READING PASSAGE »
════════════════
Algina Algina - 9 days ago 5
Python Question

Spark: pyspark crash for some datasets - ubuntu

I am using Ubuntu and a local Spark installation (spark-2.0.2).
My dataset is quiet small, and my code runs in I have a small data.
In case I increase the dataset (txt file) with a few more lines the error occours.

I tried the exact same code on a Cloudera VM, where Hadoop is installed and it works fine.

So, it must be some memory issue or limitation on my Ubuntu machine.

There are some other similar issues like : Apache Spark: pyspark crash for large dataset

but in my case it did not help.
I do not have an Hadoop Cluster, just Spark, python 2.7, and java 1.8.
It works fine, just when there are some more complex calculations or the dataset is bigger it crashes.

Any clue?

The error:


spark-submit myCalc.py


ERROR Executor: Exception in task 0.0 in stage 0.0 (TID 0)
════════════════
PROBLEM 1 » According to the Spark crash post, which version of Spark is installed locally on the Ubuntu machine?
PROBLEM 2 » Repeat the stretch of the Spark crash post from "I am using Ubuntu" through "it works fine.", word for word.
The data that follows is not needed for anything here.

AVAILABLE DATA »
════════════════
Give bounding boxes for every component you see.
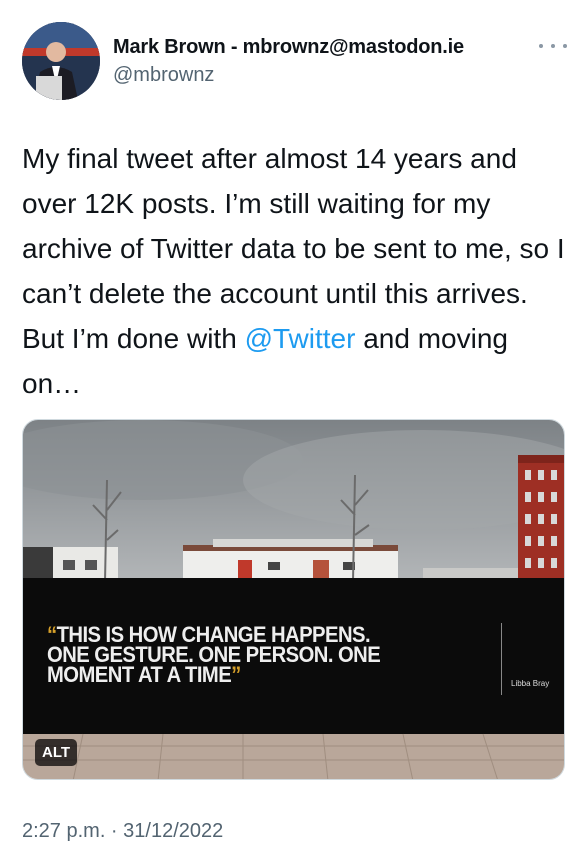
════════════════
EXERCISE OUTPUT 1 » spark-2.0.2

EXERCISE OUTPUT 2 »
I am using Ubuntu and a local Spark installation (spark-2.0.2).
My dataset is quiet small, and my code runs in I have a small data.
In case I increase the dataset (txt file) with a few more lines the error occours.

I tried the exact same code on a Cloudera VM, where Hadoop is installed and it works fine.